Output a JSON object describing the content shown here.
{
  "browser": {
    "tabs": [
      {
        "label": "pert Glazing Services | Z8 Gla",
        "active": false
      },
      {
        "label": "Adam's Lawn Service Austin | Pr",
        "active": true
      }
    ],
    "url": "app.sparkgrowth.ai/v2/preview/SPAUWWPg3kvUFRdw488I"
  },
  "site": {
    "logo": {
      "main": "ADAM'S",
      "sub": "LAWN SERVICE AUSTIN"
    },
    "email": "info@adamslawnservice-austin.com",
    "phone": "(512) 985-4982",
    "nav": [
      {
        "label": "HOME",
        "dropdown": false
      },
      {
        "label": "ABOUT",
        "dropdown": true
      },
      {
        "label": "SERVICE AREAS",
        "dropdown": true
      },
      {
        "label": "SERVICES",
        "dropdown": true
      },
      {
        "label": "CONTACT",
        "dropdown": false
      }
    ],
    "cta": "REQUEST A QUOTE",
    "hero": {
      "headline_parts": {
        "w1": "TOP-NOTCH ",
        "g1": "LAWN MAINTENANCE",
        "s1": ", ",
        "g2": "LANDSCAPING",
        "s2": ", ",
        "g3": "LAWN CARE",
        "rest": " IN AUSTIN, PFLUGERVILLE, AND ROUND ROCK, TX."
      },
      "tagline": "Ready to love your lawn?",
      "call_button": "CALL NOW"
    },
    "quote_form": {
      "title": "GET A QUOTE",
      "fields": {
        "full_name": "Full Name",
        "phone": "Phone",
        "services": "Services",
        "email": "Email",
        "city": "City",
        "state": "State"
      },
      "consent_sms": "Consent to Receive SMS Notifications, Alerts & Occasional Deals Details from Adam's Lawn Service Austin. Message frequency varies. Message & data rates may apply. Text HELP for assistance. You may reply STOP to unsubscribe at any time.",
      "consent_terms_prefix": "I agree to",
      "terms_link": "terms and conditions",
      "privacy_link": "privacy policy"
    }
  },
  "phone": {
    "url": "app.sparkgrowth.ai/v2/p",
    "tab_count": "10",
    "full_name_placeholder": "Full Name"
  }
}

→ GIVEN TASK: Identify each line in the entries with the word "email" and copy it.

→ THE RESPONSE:
    "email": "info@adamslawnservice-austin.com",
        "email": "Email",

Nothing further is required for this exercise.